Find the number of lines containing the string "本大题共" in the data. Answer with the number by itself.

--- Entries provided ---

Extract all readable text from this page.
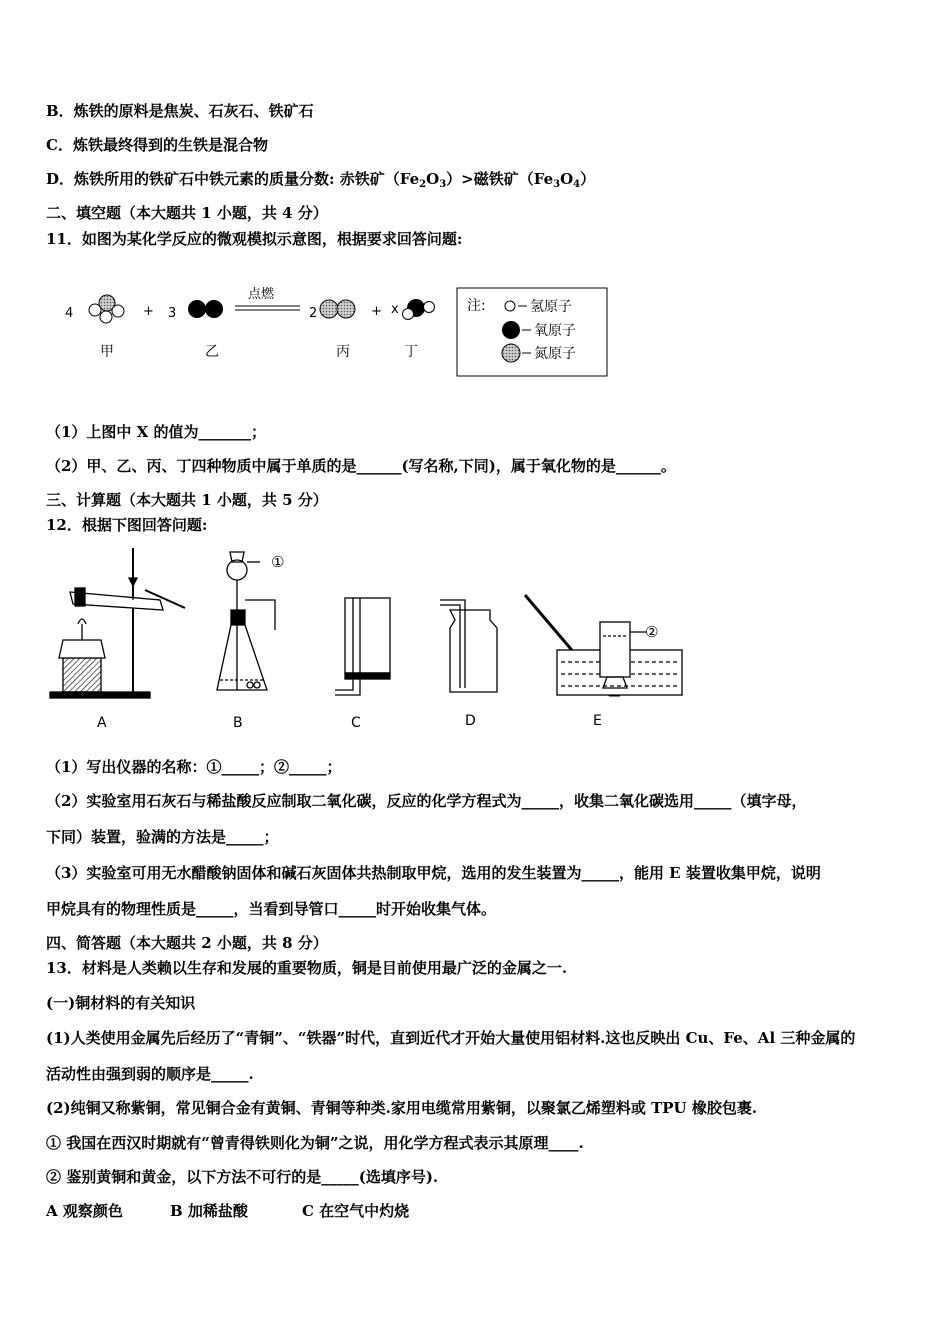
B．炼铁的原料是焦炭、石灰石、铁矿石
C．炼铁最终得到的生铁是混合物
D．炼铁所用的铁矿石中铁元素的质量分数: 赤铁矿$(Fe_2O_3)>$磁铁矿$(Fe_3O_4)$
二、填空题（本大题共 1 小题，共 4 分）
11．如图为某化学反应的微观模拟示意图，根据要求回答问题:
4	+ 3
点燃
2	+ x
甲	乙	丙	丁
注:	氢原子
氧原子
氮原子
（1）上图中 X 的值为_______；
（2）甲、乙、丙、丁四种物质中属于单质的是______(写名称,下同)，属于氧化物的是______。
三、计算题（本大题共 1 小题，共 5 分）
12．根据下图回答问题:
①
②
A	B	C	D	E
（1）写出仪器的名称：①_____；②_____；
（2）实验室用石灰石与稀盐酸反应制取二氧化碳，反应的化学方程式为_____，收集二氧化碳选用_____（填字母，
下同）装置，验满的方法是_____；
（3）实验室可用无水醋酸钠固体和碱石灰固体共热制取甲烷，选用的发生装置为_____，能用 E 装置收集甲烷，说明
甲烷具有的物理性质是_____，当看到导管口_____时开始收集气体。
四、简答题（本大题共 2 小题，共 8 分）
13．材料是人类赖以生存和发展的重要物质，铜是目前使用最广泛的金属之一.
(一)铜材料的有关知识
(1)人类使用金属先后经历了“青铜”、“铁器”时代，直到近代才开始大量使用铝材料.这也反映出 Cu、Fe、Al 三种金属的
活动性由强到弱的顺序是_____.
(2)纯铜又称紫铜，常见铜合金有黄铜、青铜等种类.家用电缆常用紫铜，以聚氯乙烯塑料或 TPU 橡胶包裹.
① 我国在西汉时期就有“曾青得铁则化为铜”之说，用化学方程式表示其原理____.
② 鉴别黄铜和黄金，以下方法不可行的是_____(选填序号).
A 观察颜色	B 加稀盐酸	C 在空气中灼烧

---

#### Response
3